Recorded data:
================

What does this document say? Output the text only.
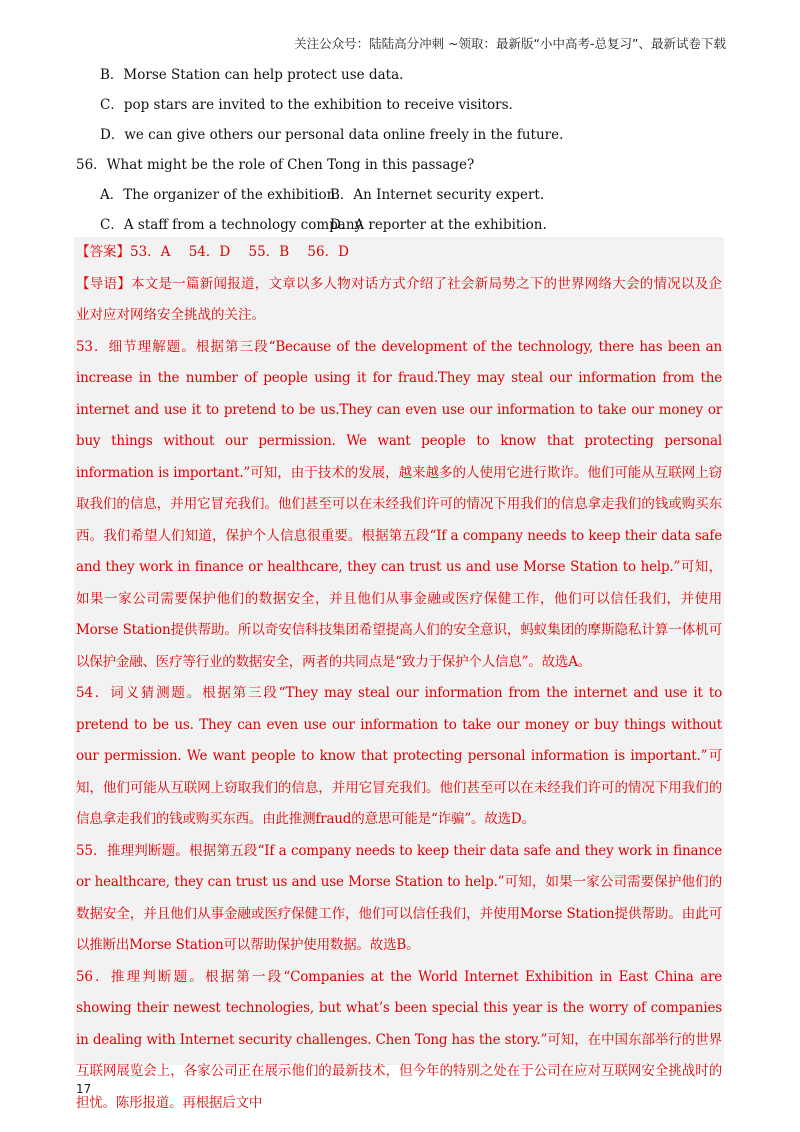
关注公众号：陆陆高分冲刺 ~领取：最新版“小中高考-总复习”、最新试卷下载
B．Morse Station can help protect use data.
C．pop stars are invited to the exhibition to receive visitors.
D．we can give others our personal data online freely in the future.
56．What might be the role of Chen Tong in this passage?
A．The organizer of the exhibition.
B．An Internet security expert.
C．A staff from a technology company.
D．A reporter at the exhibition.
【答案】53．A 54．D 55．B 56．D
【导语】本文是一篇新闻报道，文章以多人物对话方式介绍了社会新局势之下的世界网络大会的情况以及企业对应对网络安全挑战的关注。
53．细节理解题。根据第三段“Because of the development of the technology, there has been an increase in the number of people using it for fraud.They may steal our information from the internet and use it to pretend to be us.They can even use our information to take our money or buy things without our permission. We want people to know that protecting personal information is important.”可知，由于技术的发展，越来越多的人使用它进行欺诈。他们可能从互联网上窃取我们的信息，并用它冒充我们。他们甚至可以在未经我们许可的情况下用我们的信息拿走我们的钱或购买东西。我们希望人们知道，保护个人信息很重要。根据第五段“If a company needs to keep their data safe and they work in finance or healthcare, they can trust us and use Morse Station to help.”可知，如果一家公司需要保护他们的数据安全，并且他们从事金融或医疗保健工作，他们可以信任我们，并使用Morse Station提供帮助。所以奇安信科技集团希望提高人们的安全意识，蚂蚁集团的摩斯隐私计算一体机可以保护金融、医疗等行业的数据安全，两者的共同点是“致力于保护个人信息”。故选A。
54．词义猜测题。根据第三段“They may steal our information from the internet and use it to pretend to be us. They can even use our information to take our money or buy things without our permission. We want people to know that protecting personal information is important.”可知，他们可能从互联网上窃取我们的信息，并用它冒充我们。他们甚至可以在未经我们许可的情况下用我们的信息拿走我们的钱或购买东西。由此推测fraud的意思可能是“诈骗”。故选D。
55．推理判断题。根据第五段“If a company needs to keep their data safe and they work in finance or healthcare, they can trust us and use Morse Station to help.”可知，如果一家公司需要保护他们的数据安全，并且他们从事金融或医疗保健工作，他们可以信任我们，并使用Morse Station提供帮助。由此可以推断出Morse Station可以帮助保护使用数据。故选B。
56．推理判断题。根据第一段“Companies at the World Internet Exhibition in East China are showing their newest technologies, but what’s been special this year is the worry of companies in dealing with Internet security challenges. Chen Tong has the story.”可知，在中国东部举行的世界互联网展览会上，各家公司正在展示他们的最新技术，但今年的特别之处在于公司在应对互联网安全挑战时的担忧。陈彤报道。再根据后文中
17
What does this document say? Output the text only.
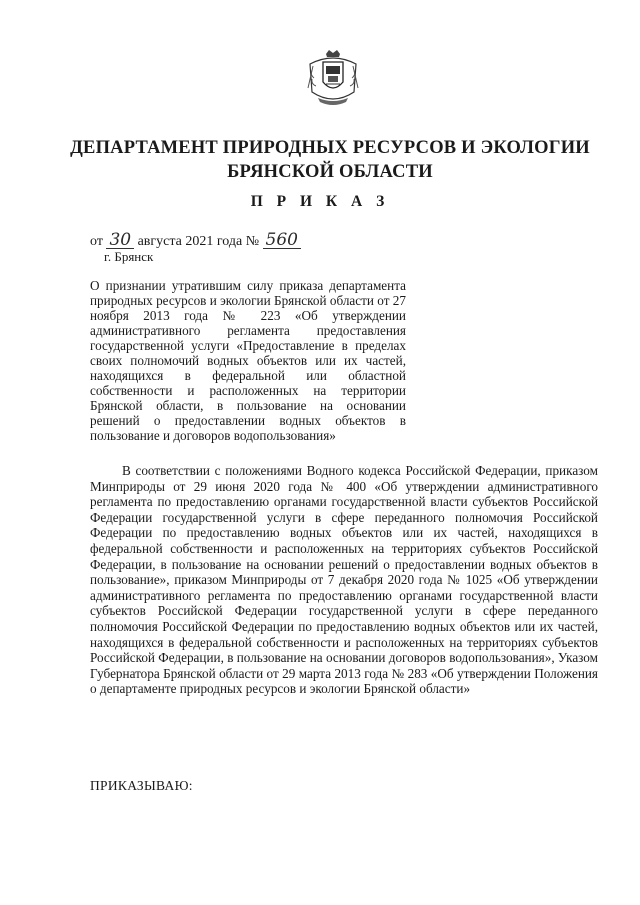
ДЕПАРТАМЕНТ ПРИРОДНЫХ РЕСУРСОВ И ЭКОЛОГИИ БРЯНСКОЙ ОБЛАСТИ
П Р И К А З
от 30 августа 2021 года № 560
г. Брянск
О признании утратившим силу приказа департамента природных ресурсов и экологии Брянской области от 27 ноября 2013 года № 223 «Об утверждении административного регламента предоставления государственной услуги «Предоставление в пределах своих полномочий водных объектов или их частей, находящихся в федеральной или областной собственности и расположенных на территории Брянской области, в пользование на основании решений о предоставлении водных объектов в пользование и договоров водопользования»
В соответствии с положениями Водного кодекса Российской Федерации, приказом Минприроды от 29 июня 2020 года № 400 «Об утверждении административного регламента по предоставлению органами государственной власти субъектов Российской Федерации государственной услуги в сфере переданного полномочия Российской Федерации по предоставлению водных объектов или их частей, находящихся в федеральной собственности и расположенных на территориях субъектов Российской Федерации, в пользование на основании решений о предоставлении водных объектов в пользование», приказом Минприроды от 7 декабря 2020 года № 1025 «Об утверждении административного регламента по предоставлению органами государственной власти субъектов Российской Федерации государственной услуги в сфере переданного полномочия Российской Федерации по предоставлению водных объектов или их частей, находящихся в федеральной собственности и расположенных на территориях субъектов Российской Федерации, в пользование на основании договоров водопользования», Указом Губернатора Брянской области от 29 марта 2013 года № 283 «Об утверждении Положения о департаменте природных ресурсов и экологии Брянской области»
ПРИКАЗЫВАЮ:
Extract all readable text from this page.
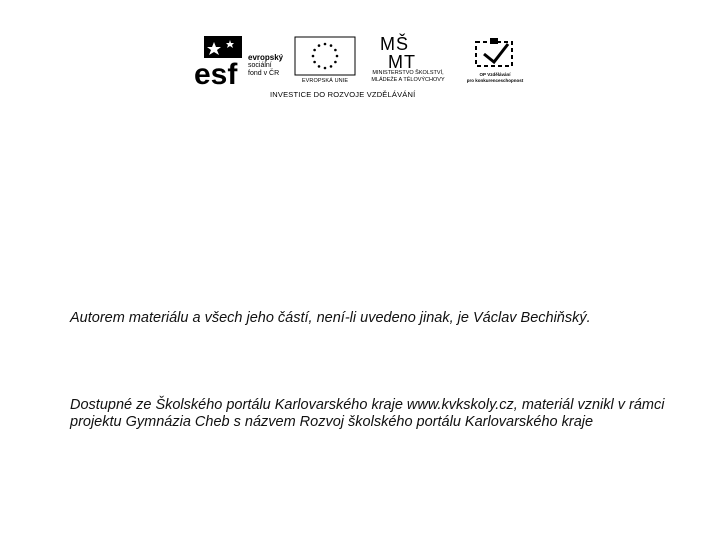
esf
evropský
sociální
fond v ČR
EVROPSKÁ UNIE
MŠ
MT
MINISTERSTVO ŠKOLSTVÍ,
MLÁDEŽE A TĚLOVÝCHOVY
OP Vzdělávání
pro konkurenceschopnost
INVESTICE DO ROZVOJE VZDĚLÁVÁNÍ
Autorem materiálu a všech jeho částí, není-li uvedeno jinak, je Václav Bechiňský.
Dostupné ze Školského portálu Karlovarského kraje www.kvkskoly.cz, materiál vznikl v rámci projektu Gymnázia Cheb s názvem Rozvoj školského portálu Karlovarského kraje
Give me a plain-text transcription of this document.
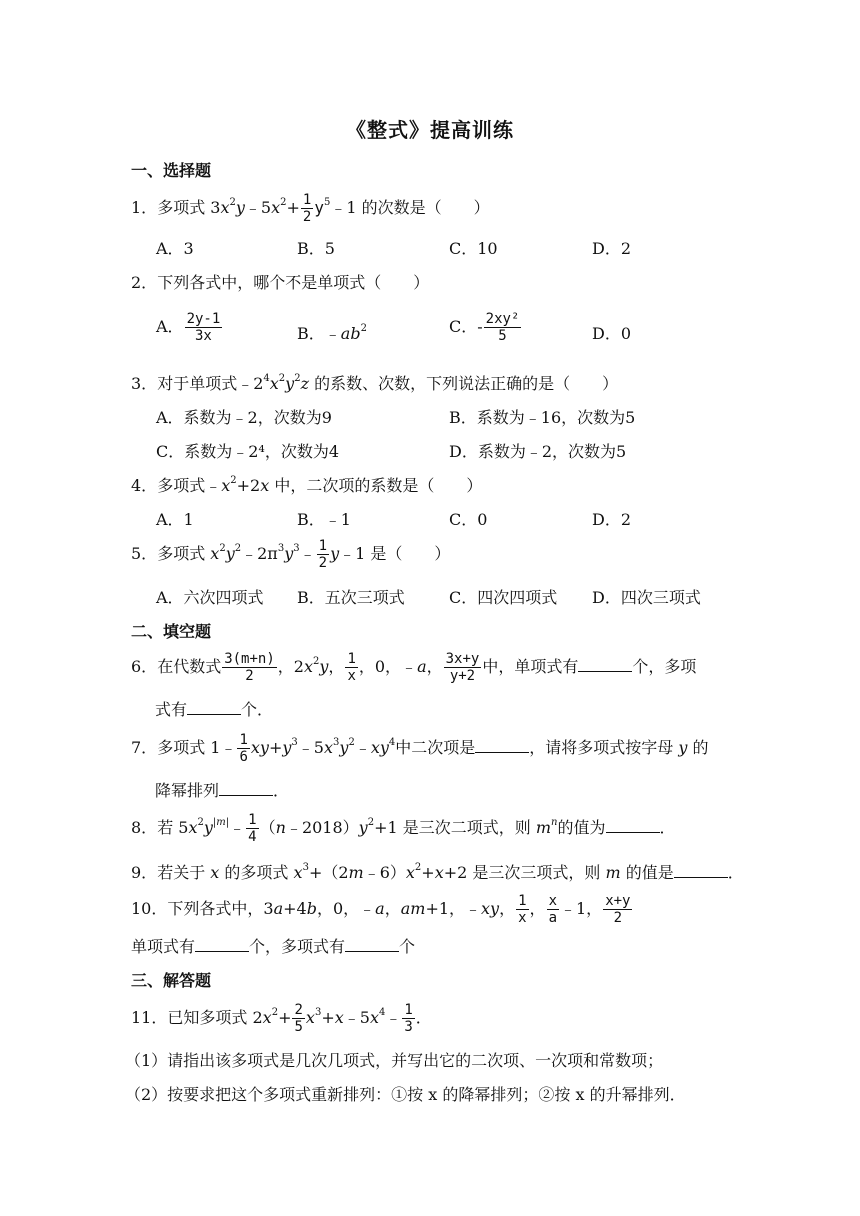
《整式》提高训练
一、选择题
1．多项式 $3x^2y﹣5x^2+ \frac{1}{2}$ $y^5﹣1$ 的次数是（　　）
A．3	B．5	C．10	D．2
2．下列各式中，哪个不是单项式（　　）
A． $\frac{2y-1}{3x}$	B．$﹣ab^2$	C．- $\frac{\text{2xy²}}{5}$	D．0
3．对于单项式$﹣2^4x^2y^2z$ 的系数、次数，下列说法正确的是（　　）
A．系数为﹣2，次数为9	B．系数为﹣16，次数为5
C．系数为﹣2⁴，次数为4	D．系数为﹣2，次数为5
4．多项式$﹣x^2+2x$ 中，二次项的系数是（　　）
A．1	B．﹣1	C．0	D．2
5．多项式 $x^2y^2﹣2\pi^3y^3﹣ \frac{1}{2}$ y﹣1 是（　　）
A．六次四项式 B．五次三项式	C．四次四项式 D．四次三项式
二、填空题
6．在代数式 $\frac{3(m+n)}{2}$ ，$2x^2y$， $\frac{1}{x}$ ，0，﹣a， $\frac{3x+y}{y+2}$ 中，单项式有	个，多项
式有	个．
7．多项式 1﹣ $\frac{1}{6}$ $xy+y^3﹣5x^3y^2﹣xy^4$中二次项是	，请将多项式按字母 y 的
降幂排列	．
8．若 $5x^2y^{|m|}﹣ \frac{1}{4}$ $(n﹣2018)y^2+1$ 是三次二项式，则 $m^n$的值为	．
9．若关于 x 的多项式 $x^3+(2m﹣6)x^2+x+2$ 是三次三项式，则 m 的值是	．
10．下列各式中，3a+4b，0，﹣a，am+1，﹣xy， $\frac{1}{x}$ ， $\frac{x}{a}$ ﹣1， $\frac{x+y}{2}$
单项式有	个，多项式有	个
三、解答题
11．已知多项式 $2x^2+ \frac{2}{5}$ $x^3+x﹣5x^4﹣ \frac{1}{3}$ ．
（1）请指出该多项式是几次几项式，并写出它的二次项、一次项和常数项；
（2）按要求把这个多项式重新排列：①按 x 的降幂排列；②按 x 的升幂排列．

================

• EXERCISE
Say the number of lines in the listing that hold "safe", with no added words.

• THE RESULT
2